▶ _Exercise inputs_
==========

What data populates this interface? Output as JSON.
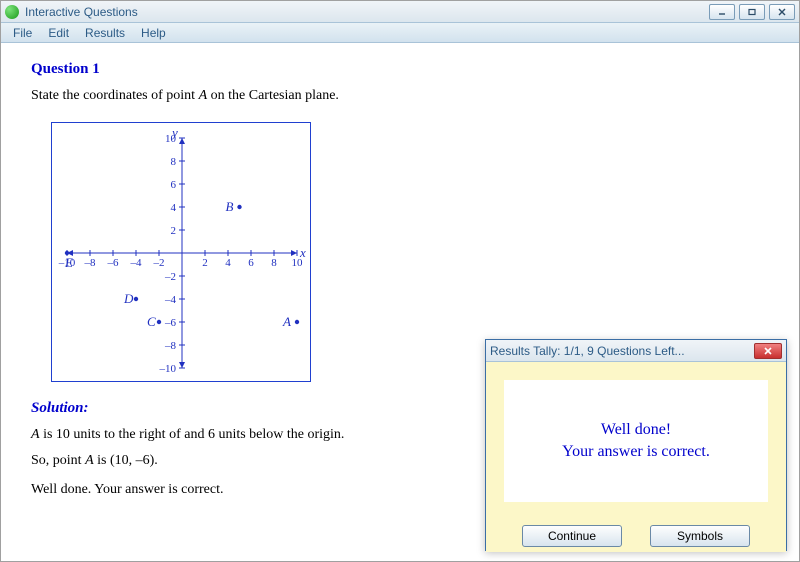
{
  "window": {
    "title": "Interactive Questions"
  },
  "menu": {
    "file": "File",
    "edit": "Edit",
    "results": "Results",
    "help": "Help"
  },
  "question": {
    "heading": "Question 1",
    "prompt_pre": "State the coordinates of point ",
    "prompt_ptA": "A",
    "prompt_post": " on the Cartesian plane."
  },
  "chart_data": {
    "type": "scatter",
    "xlabel": "x",
    "ylabel": "y",
    "xlim": [
      -10,
      10
    ],
    "ylim": [
      -10,
      10
    ],
    "xticks": [
      -10,
      -8,
      -6,
      -4,
      -2,
      2,
      4,
      6,
      8,
      10
    ],
    "yticks": [
      -10,
      -8,
      -6,
      -4,
      -2,
      2,
      4,
      6,
      8,
      10
    ],
    "points": [
      {
        "name": "A",
        "x": 10,
        "y": -6
      },
      {
        "name": "B",
        "x": 5,
        "y": 4
      },
      {
        "name": "C",
        "x": -2,
        "y": -6
      },
      {
        "name": "D",
        "x": -4,
        "y": -4
      },
      {
        "name": "E",
        "x": -10,
        "y": 0
      }
    ]
  },
  "solution": {
    "heading": "Solution:",
    "line1_pre": "A",
    "line1_mid": " is 10 units to the right of and 6 units below the origin.",
    "line2_pre": "So, point ",
    "line2_ptA": "A",
    "line2_post": " is (10, –6).",
    "line3": "Well done.  Your answer is correct."
  },
  "tally": {
    "title": "Results Tally: 1/1, 9 Questions Left...",
    "msg1": "Well done!",
    "msg2": "Your answer is correct.",
    "continue_label": "Continue",
    "symbols_label": "Symbols"
  }
}
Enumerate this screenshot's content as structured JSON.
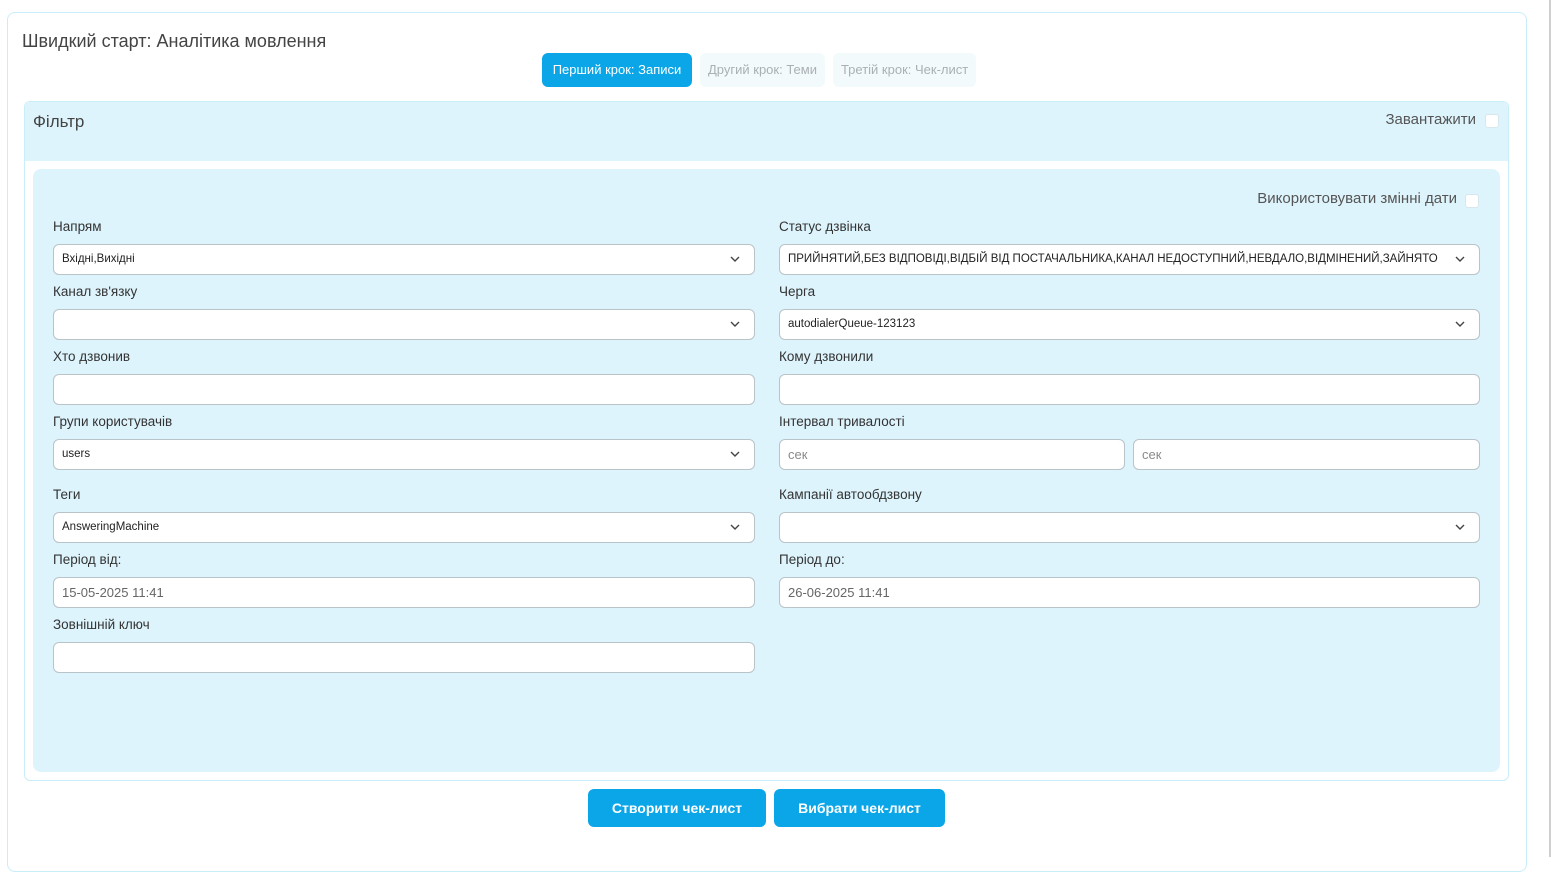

==========

How many of the lines above hold "Well"? Answer with only the number.

2